Lines of data
* start *
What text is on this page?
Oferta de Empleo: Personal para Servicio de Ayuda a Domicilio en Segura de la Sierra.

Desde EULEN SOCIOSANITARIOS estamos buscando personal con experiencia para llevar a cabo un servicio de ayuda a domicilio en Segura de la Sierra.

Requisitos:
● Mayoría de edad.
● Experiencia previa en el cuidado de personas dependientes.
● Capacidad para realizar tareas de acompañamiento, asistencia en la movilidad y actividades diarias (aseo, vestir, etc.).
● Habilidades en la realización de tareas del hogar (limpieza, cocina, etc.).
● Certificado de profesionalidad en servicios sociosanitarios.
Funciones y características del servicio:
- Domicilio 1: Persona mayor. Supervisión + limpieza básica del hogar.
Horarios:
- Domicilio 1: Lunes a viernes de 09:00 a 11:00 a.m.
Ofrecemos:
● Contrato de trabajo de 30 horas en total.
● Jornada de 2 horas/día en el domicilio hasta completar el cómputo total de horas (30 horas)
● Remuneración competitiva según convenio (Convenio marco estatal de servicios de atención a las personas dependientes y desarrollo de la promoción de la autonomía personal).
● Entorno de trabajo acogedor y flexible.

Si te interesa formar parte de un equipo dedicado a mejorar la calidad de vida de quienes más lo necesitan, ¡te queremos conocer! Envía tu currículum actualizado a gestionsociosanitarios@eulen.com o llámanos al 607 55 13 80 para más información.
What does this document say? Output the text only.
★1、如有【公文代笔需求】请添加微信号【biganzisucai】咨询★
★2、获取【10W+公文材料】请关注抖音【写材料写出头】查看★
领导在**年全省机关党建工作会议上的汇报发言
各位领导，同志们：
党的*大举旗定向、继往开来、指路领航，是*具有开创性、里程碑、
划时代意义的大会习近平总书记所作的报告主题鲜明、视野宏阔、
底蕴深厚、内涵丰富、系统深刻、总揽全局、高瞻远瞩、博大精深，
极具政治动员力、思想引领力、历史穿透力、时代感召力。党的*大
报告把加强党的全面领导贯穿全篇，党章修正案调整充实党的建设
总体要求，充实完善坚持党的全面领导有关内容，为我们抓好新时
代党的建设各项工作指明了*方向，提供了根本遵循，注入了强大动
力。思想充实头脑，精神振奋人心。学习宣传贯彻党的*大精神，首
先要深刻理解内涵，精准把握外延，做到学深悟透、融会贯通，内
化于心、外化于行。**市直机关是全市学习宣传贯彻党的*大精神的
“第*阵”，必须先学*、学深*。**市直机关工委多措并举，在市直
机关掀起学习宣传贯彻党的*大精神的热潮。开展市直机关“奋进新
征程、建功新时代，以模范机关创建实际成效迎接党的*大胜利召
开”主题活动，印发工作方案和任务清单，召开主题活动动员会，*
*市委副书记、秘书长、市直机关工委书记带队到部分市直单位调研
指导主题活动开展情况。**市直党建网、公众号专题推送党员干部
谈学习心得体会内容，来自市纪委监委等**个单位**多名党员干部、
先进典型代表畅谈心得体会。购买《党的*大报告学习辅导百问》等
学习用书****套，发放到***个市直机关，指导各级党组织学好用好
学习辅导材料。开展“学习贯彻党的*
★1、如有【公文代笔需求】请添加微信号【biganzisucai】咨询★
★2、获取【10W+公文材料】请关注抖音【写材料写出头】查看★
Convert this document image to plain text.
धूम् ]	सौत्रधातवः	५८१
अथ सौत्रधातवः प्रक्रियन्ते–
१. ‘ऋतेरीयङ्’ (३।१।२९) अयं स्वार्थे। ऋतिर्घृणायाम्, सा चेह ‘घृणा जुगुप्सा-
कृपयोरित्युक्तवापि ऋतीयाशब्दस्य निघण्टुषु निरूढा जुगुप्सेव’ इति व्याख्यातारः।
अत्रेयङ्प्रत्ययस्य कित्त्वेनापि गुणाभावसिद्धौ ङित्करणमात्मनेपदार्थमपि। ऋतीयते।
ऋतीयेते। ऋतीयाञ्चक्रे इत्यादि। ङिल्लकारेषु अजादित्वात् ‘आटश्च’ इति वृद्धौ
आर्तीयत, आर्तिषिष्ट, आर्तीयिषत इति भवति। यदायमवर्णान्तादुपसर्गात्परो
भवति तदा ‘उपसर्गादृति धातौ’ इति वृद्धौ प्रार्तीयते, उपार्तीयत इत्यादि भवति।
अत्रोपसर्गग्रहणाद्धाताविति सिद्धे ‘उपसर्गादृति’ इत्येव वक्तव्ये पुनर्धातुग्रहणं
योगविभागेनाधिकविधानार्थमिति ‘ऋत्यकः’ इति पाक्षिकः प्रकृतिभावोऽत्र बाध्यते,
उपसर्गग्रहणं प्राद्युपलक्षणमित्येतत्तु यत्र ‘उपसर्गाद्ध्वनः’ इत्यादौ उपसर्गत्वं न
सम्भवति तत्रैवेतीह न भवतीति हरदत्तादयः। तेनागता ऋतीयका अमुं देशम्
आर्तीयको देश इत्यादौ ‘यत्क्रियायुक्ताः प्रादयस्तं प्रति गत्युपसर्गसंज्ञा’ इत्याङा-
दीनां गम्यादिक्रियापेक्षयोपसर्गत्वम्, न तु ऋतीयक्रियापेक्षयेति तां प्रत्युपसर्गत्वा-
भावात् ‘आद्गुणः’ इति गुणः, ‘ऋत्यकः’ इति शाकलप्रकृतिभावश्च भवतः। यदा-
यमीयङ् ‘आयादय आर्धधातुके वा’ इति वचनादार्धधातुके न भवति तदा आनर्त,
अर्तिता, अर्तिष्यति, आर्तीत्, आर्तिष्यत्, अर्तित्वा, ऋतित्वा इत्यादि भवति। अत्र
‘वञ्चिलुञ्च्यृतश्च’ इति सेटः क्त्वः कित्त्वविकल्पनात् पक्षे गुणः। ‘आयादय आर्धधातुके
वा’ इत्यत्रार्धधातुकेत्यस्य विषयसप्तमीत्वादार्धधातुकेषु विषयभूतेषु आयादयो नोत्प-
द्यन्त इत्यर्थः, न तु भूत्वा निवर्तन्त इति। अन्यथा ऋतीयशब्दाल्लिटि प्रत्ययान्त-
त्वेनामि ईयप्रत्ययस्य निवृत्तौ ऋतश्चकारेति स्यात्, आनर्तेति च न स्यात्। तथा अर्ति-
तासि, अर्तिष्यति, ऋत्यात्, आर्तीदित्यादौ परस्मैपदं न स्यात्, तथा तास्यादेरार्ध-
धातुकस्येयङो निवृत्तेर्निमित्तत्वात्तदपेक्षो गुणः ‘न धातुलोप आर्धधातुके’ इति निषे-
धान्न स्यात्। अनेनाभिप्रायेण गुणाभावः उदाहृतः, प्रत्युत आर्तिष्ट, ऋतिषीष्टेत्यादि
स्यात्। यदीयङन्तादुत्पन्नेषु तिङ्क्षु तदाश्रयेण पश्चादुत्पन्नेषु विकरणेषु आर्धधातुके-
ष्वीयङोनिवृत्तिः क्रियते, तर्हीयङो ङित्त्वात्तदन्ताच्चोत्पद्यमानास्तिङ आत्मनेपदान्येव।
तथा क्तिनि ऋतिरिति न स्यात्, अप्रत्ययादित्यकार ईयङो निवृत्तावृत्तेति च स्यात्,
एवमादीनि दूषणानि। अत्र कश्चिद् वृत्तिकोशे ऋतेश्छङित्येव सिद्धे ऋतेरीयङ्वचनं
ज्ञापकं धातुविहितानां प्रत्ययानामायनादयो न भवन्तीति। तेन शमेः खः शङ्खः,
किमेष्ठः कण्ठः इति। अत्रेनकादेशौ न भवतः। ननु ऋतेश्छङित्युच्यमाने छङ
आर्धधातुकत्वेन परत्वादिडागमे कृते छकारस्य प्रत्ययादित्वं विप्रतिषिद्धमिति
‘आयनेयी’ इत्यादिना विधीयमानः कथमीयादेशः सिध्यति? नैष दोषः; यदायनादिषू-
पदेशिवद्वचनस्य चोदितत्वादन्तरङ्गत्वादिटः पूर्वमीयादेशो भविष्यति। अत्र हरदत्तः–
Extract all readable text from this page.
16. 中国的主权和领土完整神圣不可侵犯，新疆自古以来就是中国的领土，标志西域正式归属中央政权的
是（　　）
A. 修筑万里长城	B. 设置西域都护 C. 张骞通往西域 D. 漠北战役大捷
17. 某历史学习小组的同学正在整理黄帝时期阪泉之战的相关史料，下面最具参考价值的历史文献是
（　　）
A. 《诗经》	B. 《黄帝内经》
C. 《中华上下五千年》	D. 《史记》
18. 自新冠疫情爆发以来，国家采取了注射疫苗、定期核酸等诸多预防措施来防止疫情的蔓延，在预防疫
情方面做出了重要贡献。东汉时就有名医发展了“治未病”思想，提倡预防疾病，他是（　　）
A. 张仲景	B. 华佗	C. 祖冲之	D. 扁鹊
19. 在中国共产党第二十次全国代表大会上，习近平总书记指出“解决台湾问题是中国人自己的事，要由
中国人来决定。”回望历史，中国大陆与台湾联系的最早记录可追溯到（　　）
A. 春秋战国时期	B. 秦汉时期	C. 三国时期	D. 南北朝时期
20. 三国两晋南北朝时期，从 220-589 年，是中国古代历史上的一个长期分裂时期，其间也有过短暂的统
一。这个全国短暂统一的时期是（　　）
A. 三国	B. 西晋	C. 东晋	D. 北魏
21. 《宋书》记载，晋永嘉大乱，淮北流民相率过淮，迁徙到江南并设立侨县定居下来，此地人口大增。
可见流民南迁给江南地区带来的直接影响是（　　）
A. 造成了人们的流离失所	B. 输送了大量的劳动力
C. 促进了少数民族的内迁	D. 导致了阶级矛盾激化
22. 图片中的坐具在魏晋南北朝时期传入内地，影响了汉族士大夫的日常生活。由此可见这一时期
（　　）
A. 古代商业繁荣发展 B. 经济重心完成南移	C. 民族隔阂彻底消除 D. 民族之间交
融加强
* end *
_The task_
Find each line holding "Sierra". Copy it out.

_In response_
Oferta de Empleo: Personal para Servicio de Ayuda a Domicilio en Segura de la Sierra.
Desde EULEN SOCIOSANITARIOS estamos buscando personal con experiencia para llevar a cabo un servicio de ayuda a domicilio en Segura de la Sierra.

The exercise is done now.